_What you will do_
Print out each entry below exactly, please.

Recorded data:
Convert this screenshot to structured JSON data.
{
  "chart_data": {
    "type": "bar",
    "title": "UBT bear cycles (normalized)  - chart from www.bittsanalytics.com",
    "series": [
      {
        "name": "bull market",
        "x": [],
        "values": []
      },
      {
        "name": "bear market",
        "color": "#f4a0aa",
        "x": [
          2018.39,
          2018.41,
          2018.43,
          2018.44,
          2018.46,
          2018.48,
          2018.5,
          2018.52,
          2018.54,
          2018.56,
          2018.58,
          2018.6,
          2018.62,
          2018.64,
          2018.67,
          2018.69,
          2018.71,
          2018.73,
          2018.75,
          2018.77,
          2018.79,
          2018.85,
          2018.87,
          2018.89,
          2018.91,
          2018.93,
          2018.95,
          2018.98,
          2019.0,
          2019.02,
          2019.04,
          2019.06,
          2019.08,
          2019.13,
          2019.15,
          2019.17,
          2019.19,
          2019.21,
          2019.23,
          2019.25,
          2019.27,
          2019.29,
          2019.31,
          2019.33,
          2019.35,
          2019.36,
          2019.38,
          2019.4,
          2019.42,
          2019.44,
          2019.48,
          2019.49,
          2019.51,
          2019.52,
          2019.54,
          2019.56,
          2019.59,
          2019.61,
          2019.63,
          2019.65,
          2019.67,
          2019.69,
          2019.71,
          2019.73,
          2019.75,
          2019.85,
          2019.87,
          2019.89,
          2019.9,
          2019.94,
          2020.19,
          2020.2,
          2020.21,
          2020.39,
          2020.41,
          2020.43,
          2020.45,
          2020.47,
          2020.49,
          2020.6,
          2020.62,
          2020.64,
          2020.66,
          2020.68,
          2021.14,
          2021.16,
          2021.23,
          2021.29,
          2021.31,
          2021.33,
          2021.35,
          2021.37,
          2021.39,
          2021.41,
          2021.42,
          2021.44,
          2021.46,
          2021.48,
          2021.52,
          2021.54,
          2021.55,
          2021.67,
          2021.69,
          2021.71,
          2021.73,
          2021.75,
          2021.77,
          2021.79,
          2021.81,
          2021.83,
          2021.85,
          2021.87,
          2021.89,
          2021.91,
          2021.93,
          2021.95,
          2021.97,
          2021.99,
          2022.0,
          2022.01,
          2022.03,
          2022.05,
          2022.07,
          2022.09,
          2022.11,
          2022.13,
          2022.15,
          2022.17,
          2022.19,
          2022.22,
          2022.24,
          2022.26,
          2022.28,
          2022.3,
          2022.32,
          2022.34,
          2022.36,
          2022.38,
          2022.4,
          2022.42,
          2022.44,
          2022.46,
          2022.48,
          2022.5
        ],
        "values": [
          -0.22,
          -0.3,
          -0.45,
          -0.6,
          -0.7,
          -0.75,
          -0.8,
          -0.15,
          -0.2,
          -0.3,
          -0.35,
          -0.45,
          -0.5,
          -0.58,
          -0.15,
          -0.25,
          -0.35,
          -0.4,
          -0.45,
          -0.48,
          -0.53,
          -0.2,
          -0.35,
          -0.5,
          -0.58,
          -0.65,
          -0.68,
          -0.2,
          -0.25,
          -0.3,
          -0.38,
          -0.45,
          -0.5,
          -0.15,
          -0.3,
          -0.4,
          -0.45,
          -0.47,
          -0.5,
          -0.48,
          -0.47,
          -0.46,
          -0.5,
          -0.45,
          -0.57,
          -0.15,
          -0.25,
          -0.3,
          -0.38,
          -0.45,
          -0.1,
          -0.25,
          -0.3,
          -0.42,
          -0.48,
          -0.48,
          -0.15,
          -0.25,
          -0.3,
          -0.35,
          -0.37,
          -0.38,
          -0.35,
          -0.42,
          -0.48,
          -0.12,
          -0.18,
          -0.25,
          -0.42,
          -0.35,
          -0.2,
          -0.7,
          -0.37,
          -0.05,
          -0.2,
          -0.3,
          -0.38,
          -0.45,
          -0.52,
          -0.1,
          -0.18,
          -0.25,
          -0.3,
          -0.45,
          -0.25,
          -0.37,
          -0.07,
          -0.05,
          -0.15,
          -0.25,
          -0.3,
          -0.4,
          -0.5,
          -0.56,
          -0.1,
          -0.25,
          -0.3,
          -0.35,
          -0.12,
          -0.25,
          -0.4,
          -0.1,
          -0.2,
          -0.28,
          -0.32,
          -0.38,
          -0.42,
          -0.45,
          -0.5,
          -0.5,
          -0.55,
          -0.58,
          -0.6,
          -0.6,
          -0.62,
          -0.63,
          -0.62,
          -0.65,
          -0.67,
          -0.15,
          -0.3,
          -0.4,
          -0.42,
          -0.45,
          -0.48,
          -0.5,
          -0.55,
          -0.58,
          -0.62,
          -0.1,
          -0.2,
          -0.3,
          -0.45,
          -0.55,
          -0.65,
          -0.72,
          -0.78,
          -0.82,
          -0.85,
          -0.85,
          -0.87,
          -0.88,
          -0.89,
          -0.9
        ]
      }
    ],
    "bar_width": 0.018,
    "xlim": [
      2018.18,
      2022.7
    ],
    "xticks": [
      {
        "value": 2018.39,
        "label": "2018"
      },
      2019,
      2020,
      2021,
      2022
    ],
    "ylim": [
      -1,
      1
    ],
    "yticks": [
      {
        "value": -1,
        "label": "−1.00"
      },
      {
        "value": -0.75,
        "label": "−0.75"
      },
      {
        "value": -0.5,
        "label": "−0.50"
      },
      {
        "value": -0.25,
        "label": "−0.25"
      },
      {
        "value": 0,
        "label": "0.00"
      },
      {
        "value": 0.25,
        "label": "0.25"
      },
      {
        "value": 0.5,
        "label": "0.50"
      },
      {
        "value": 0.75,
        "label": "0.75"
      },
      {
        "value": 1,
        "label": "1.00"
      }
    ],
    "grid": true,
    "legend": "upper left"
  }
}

_Result of this exercise_
Convert this screenshot to structured JSON data.
{
  "chart_data": {
    "type": "bar",
    "title": "UBT bear cycles (normalized)  - chart from www.bittsanalytics.com",
    "series": [
      {
        "name": "bull market",
        "x": [],
        "values": []
      },
      {
        "name": "bear market",
        "color": "#f4a0aa",
        "x": [
          2018.39,
          2018.41,
          2018.43,
          2018.44,
          2018.46,
          2018.48,
          2018.5,
          2018.52,
          2018.54,
          2018.56,
          2018.58,
          2018.6,
          2018.62,
          2018.64,
          2018.67,
          2018.69,
          2018.71,
          2018.73,
          2018.75,
          2018.77,
          2018.79,
          2018.85,
          2018.87,
          2018.89,
          2018.91,
          2018.93,
          2018.95,
          2018.98,
          2019.0,
          2019.02,
          2019.04,
          2019.06,
          2019.08,
          2019.13,
          2019.15,
          2019.17,
          2019.19,
          2019.21,
          2019.23,
          2019.25,
          2019.27,
          2019.29,
          2019.31,
          2019.33,
          2019.35,
          2019.36,
          2019.38,
          2019.4,
          2019.42,
          2019.44,
          2019.48,
          2019.49,
          2019.51,
          2019.52,
          2019.54,
          2019.56,
          2019.59,
          2019.61,
          2019.63,
          2019.65,
          2019.67,
          2019.69,
          2019.71,
          2019.73,
          2019.75,
          2019.85,
          2019.87,
          2019.89,
          2019.9,
          2019.94,
          2020.19,
          2020.2,
          2020.21,
          2020.39,
          2020.41,
          2020.43,
          2020.45,
          2020.47,
          2020.49,
          2020.6,
          2020.62,
          2020.64,
          2020.66,
          2020.68,
          2021.14,
          2021.16,
          2021.23,
          2021.29,
          2021.31,
          2021.33,
          2021.35,
          2021.37,
          2021.39,
          2021.41,
          2021.42,
          2021.44,
          2021.46,
          2021.48,
          2021.52,
          2021.54,
          2021.55,
          2021.67,
          2021.69,
          2021.71,
          2021.73,
          2021.75,
          2021.77,
          2021.79,
          2021.81,
          2021.83,
          2021.85,
          2021.87,
          2021.89,
          2021.91,
          2021.93,
          2021.95,
          2021.97,
          2021.99,
          2022.0,
          2022.01,
          2022.03,
          2022.05,
          2022.07,
          2022.09,
          2022.11,
          2022.13,
          2022.15,
          2022.17,
          2022.19,
          2022.22,
          2022.24,
          2022.26,
          2022.28,
          2022.3,
          2022.32,
          2022.34,
          2022.36,
          2022.38,
          2022.4,
          2022.42,
          2022.44,
          2022.46,
          2022.48,
          2022.5
        ],
        "values": [
          -0.22,
          -0.3,
          -0.45,
          -0.6,
          -0.7,
          -0.75,
          -0.8,
          -0.15,
          -0.2,
          -0.3,
          -0.35,
          -0.45,
          -0.5,
          -0.58,
          -0.15,
          -0.25,
          -0.35,
          -0.4,
          -0.45,
          -0.48,
          -0.53,
          -0.2,
          -0.35,
          -0.5,
          -0.58,
          -0.65,
          -0.68,
          -0.2,
          -0.25,
          -0.3,
          -0.38,
          -0.45,
          -0.5,
          -0.15,
          -0.3,
          -0.4,
          -0.45,
          -0.47,
          -0.5,
          -0.48,
          -0.47,
          -0.46,
          -0.5,
          -0.45,
          -0.57,
          -0.15,
          -0.25,
          -0.3,
          -0.38,
          -0.45,
          -0.1,
          -0.25,
          -0.3,
          -0.42,
          -0.48,
          -0.48,
          -0.15,
          -0.25,
          -0.3,
          -0.35,
          -0.37,
          -0.38,
          -0.35,
          -0.42,
          -0.48,
          -0.12,
          -0.18,
          -0.25,
          -0.42,
          -0.35,
          -0.2,
          -0.7,
          -0.37,
          -0.05,
          -0.2,
          -0.3,
          -0.38,
          -0.45,
          -0.52,
          -0.1,
          -0.18,
          -0.25,
          -0.3,
          -0.45,
          -0.25,
          -0.37,
          -0.07,
          -0.05,
          -0.15,
          -0.25,
          -0.3,
          -0.4,
          -0.5,
          -0.56,
          -0.1,
          -0.25,
          -0.3,
          -0.35,
          -0.12,
          -0.25,
          -0.4,
          -0.1,
          -0.2,
          -0.28,
          -0.32,
          -0.38,
          -0.42,
          -0.45,
          -0.5,
          -0.5,
          -0.55,
          -0.58,
          -0.6,
          -0.6,
          -0.62,
          -0.63,
          -0.62,
          -0.65,
          -0.67,
          -0.15,
          -0.3,
          -0.4,
          -0.42,
          -0.45,
          -0.48,
          -0.5,
          -0.55,
          -0.58,
          -0.62,
          -0.1,
          -0.2,
          -0.3,
          -0.45,
          -0.55,
          -0.65,
          -0.72,
          -0.78,
          -0.82,
          -0.85,
          -0.85,
          -0.87,
          -0.88,
          -0.89,
          -0.9
        ]
      }
    ],
    "bar_width": 0.018,
    "xlim": [
      2018.18,
      2022.7
    ],
    "xticks": [
      {
        "value": 2018.39,
        "label": "2018"
      },
      2019,
      2020,
      2021,
      2022
    ],
    "ylim": [
      -1,
      1
    ],
    "yticks": [
      {
        "value": -1,
        "label": "−1.00"
      },
      {
        "value": -0.75,
        "label": "−0.75"
      },
      {
        "value": -0.5,
        "label": "−0.50"
      },
      {
        "value": -0.25,
        "label": "−0.25"
      },
      {
        "value": 0,
        "label": "0.00"
      },
      {
        "value": 0.25,
        "label": "0.25"
      },
      {
        "value": 0.5,
        "label": "0.50"
      },
      {
        "value": 0.75,
        "label": "0.75"
      },
      {
        "value": 1,
        "label": "1.00"
      }
    ],
    "grid": true,
    "legend": "upper left"
  }
}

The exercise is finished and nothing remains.